- **Recorded information**
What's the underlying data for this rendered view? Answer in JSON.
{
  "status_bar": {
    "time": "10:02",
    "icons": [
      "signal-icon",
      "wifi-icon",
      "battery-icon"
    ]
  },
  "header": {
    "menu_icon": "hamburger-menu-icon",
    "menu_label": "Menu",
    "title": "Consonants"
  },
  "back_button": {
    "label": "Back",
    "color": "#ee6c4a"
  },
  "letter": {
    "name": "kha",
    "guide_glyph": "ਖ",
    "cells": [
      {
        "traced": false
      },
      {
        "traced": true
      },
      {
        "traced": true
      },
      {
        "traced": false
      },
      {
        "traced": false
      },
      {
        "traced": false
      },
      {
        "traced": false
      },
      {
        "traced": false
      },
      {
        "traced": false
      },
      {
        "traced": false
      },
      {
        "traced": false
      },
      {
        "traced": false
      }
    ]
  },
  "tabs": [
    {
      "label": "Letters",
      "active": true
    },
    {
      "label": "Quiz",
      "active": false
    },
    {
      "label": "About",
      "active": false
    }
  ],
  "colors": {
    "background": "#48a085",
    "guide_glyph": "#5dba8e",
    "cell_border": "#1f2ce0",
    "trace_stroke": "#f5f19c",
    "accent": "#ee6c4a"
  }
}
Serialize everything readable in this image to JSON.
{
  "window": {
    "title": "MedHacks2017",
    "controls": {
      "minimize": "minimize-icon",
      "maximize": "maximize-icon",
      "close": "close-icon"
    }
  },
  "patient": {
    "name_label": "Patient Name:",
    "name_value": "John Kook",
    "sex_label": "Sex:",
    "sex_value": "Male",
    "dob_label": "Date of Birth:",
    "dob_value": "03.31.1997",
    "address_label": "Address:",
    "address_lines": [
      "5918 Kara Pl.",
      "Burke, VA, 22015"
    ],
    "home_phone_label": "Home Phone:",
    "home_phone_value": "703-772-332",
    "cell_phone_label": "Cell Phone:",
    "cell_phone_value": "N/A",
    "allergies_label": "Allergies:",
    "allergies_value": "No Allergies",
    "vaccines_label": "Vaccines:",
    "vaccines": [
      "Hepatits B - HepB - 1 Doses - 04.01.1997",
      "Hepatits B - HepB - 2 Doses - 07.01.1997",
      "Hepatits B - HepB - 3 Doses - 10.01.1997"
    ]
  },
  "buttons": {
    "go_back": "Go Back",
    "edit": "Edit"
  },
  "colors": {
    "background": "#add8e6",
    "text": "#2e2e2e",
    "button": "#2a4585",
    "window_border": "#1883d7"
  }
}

- **Task instructions**
Return every entry exactly as given.

- **Answer to this problem**
What's the underlying data for this rendered view? Answer in JSON.
{
  "status_bar": {
    "time": "10:02",
    "icons": [
      "signal-icon",
      "wifi-icon",
      "battery-icon"
    ]
  },
  "header": {
    "menu_icon": "hamburger-menu-icon",
    "menu_label": "Menu",
    "title": "Consonants"
  },
  "back_button": {
    "label": "Back",
    "color": "#ee6c4a"
  },
  "letter": {
    "name": "kha",
    "guide_glyph": "ਖ",
    "cells": [
      {
        "traced": false
      },
      {
        "traced": true
      },
      {
        "traced": true
      },
      {
        "traced": false
      },
      {
        "traced": false
      },
      {
        "traced": false
      },
      {
        "traced": false
      },
      {
        "traced": false
      },
      {
        "traced": false
      },
      {
        "traced": false
      },
      {
        "traced": false
      },
      {
        "traced": false
      }
    ]
  },
  "tabs": [
    {
      "label": "Letters",
      "active": true
    },
    {
      "label": "Quiz",
      "active": false
    },
    {
      "label": "About",
      "active": false
    }
  ],
  "colors": {
    "background": "#48a085",
    "guide_glyph": "#5dba8e",
    "cell_border": "#1f2ce0",
    "trace_stroke": "#f5f19c",
    "accent": "#ee6c4a"
  }
}
Serialize everything readable in this image to JSON.
{
  "window": {
    "title": "MedHacks2017",
    "controls": {
      "minimize": "minimize-icon",
      "maximize": "maximize-icon",
      "close": "close-icon"
    }
  },
  "patient": {
    "name_label": "Patient Name:",
    "name_value": "John Kook",
    "sex_label": "Sex:",
    "sex_value": "Male",
    "dob_label": "Date of Birth:",
    "dob_value": "03.31.1997",
    "address_label": "Address:",
    "address_lines": [
      "5918 Kara Pl.",
      "Burke, VA, 22015"
    ],
    "home_phone_label": "Home Phone:",
    "home_phone_value": "703-772-332",
    "cell_phone_label": "Cell Phone:",
    "cell_phone_value": "N/A",
    "allergies_label": "Allergies:",
    "allergies_value": "No Allergies",
    "vaccines_label": "Vaccines:",
    "vaccines": [
      "Hepatits B - HepB - 1 Doses - 04.01.1997",
      "Hepatits B - HepB - 2 Doses - 07.01.1997",
      "Hepatits B - HepB - 3 Doses - 10.01.1997"
    ]
  },
  "buttons": {
    "go_back": "Go Back",
    "edit": "Edit"
  },
  "colors": {
    "background": "#add8e6",
    "text": "#2e2e2e",
    "button": "#2a4585",
    "window_border": "#1883d7"
  }
}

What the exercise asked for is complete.